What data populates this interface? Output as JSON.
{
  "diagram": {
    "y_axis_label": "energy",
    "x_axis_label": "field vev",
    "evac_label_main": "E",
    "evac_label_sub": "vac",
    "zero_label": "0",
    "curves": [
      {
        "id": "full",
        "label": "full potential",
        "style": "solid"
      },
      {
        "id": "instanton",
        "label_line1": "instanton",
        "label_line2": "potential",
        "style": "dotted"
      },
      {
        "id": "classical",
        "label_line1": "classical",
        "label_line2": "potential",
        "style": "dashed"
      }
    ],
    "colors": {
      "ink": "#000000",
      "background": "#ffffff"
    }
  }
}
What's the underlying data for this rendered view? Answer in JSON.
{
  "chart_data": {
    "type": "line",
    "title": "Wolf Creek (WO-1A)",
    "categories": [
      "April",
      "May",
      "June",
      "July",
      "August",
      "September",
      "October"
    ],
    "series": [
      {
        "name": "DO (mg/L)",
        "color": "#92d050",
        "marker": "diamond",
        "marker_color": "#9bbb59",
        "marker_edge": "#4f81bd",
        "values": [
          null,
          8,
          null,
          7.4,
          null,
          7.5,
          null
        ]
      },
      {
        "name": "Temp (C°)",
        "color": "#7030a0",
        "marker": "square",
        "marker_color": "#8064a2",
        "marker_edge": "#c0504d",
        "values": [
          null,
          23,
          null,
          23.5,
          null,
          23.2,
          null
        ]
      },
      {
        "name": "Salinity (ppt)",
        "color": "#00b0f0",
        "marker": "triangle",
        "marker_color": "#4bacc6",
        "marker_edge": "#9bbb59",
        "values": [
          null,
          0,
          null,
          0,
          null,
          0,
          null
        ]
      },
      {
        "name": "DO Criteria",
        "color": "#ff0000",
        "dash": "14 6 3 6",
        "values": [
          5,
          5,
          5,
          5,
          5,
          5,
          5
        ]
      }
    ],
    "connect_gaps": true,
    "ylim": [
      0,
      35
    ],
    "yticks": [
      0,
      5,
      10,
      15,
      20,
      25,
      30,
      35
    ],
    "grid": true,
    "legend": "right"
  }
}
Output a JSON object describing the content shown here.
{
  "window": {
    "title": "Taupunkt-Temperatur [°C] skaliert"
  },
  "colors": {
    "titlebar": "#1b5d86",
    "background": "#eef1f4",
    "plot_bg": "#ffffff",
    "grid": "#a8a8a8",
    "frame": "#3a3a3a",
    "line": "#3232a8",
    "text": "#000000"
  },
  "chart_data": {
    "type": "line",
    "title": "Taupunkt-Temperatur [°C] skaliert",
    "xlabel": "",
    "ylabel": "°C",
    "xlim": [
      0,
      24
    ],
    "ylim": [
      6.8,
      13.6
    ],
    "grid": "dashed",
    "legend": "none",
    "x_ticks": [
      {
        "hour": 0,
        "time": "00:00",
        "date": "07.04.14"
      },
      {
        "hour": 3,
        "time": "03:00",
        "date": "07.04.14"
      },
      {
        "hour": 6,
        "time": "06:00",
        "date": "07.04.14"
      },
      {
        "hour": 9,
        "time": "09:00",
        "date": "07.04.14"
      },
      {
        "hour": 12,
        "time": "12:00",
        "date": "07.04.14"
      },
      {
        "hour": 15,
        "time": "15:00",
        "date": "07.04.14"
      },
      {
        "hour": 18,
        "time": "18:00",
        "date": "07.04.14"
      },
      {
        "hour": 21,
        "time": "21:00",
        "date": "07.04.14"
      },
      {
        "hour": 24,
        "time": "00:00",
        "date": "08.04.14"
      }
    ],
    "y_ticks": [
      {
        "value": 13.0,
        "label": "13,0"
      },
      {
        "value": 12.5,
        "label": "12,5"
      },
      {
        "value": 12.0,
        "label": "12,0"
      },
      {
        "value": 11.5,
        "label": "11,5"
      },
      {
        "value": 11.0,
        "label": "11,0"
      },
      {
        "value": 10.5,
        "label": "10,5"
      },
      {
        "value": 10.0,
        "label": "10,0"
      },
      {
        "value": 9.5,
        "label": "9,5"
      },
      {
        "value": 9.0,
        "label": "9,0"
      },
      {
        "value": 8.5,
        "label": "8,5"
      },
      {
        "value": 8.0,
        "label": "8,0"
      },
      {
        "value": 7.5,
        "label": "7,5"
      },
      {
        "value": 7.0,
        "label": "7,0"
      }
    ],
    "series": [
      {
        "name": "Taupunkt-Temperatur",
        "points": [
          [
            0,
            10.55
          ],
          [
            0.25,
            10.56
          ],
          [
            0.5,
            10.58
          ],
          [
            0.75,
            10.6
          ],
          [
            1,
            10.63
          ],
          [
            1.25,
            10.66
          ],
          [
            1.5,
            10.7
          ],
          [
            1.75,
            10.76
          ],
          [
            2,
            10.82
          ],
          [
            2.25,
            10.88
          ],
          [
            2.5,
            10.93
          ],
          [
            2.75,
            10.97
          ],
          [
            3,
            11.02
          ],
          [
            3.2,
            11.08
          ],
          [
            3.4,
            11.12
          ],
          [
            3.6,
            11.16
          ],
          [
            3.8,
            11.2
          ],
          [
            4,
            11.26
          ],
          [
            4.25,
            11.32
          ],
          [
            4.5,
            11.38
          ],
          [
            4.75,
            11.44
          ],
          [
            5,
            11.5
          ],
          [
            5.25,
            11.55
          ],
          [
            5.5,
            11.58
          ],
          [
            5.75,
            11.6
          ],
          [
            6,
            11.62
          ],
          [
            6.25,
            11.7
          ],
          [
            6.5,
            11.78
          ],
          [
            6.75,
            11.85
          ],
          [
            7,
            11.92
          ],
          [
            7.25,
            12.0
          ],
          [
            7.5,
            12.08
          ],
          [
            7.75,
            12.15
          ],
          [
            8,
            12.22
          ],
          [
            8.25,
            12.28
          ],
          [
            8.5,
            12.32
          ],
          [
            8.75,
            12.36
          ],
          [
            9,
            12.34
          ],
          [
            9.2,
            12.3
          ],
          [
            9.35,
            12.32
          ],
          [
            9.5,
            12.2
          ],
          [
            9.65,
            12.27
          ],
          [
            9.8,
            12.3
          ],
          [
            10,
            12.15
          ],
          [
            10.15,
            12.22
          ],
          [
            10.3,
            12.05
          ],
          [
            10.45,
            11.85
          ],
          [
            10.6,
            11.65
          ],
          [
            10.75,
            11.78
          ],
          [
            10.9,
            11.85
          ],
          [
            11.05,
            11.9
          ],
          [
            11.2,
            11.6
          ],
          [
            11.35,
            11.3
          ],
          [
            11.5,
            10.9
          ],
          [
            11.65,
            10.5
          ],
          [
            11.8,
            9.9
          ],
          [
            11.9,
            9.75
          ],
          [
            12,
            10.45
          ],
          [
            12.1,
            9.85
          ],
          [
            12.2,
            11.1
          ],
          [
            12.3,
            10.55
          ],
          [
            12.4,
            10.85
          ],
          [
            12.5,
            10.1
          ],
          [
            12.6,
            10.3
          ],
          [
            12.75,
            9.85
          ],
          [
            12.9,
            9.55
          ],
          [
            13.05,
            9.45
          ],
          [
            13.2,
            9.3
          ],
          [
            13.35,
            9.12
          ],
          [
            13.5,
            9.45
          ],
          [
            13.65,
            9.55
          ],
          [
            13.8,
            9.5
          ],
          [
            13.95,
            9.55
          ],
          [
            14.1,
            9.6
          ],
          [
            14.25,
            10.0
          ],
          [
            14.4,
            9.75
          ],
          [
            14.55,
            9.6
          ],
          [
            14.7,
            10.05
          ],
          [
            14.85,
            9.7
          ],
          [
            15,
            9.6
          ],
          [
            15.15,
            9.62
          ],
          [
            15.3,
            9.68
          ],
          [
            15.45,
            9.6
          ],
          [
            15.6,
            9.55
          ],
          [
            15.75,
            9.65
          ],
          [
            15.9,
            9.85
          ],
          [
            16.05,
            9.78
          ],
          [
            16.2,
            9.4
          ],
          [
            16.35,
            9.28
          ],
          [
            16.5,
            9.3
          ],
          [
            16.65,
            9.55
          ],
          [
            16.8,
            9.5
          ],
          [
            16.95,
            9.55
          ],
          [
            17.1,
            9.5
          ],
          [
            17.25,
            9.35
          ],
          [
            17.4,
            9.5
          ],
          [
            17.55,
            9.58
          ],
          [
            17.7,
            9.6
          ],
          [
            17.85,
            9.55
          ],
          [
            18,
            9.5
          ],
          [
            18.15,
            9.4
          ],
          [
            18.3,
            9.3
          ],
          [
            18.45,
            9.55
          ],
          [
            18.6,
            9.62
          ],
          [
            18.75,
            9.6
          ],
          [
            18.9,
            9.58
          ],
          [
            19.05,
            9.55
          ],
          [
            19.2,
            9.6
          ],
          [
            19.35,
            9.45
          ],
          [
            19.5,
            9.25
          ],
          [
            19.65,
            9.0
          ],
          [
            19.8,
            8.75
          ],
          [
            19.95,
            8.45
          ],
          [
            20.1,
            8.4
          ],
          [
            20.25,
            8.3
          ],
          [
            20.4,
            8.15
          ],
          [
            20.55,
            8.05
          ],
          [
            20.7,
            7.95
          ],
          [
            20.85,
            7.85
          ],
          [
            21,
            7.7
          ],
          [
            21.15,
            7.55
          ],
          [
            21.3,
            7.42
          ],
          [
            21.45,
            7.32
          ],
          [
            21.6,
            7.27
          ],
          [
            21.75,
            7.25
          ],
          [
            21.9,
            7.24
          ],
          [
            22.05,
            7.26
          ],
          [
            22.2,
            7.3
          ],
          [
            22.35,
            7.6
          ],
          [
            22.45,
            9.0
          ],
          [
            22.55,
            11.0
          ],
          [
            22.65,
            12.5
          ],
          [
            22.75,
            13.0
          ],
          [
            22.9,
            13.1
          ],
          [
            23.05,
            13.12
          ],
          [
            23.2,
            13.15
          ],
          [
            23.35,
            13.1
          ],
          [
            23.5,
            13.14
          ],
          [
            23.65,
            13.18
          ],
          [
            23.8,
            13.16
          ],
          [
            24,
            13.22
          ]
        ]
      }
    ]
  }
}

________

• _WHAT YOU HAVE TO DO_: Among the lines of the data above, count those holding "Taupunkt" and state only the number.

• _RESPONSE_: 3